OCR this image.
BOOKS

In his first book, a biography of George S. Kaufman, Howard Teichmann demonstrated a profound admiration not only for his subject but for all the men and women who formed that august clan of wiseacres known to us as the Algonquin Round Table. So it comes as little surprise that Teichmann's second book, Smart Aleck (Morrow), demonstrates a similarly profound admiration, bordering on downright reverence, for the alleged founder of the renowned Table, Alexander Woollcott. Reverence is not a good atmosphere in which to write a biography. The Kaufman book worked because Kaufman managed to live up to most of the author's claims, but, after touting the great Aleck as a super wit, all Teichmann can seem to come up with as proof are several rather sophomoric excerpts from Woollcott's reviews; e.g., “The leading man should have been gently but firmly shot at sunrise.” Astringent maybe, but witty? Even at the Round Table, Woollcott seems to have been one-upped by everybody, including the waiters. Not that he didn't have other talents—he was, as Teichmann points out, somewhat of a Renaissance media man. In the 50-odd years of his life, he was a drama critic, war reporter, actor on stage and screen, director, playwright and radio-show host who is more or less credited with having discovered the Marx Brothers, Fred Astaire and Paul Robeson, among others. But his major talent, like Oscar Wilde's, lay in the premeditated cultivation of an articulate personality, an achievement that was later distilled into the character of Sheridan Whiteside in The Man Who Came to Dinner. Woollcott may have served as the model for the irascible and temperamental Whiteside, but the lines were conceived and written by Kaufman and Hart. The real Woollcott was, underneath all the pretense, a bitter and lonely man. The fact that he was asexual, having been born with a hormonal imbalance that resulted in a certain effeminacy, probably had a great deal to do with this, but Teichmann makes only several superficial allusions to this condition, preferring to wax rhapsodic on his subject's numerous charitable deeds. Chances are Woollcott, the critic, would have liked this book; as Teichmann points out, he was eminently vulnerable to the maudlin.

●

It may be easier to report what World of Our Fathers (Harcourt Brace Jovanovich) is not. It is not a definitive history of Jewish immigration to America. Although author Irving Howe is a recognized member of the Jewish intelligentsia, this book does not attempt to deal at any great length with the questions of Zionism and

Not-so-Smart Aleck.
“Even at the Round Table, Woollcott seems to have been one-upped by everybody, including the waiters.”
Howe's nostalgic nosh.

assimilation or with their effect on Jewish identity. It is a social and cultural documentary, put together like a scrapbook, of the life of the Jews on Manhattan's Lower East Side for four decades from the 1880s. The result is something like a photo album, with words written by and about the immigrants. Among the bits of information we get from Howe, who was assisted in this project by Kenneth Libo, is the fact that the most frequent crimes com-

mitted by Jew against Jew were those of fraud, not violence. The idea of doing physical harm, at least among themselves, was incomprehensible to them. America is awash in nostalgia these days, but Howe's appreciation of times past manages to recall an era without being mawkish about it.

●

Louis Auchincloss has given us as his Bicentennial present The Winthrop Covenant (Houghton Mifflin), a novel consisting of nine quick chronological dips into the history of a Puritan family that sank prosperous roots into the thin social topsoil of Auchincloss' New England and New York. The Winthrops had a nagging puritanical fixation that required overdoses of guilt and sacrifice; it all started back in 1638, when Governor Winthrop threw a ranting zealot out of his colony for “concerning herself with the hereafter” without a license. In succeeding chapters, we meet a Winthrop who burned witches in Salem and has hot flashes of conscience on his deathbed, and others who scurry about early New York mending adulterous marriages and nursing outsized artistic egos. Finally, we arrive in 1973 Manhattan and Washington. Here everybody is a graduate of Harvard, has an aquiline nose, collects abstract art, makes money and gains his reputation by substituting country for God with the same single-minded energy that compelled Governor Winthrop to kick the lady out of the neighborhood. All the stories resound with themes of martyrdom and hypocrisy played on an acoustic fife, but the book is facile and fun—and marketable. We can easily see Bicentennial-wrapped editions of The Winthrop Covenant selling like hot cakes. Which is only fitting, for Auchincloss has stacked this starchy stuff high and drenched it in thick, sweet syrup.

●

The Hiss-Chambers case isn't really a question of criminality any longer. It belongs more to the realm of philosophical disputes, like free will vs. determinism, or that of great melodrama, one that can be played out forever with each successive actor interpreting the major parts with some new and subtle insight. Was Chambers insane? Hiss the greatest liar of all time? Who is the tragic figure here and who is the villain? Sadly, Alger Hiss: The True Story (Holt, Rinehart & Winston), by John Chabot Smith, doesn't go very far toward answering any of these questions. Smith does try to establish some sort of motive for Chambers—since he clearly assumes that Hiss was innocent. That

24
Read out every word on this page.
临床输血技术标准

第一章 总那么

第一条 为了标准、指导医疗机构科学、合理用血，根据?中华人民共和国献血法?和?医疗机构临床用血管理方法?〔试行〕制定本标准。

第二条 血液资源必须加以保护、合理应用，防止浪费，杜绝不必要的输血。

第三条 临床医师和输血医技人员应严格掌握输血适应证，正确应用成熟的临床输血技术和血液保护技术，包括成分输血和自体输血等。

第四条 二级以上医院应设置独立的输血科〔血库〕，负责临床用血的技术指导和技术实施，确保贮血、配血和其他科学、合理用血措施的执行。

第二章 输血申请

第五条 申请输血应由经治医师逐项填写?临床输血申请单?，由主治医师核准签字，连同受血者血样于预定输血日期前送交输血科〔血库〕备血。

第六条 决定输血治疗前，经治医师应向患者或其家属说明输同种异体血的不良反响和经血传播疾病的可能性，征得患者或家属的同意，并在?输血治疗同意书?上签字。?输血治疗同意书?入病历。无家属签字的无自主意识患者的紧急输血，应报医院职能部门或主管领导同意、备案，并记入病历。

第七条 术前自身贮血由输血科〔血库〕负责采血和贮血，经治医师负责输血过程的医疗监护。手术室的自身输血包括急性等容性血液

+++

(WORK TO DO):
Take the line holding "Read out every word on this page." and all lines after it through the end of the data, and set them down exactly.

(OUTPUT FOR THIS TASK):
Read out every word on this page.
临床输血技术标准

第一章 总那么

第一条 为了标准、指导医疗机构科学、合理用血，根据?中华人民共和国献血法?和?医疗机构临床用血管理方法?〔试行〕制定本标准。

第二条 血液资源必须加以保护、合理应用，防止浪费，杜绝不必要的输血。

第三条 临床医师和输血医技人员应严格掌握输血适应证，正确应用成熟的临床输血技术和血液保护技术，包括成分输血和自体输血等。

第四条 二级以上医院应设置独立的输血科〔血库〕，负责临床用血的技术指导和技术实施，确保贮血、配血和其他科学、合理用血措施的执行。

第二章 输血申请

第五条 申请输血应由经治医师逐项填写?临床输血申请单?，由主治医师核准签字，连同受血者血样于预定输血日期前送交输血科〔血库〕备血。

第六条 决定输血治疗前，经治医师应向患者或其家属说明输同种异体血的不良反响和经血传播疾病的可能性，征得患者或家属的同意，并在?输血治疗同意书?上签字。?输血治疗同意书?入病历。无家属签字的无自主意识患者的紧急输血，应报医院职能部门或主管领导同意、备案，并记入病历。

第七条 术前自身贮血由输血科〔血库〕负责采血和贮血，经治医师负责输血过程的医疗监护。手术室的自身输血包括急性等容性血液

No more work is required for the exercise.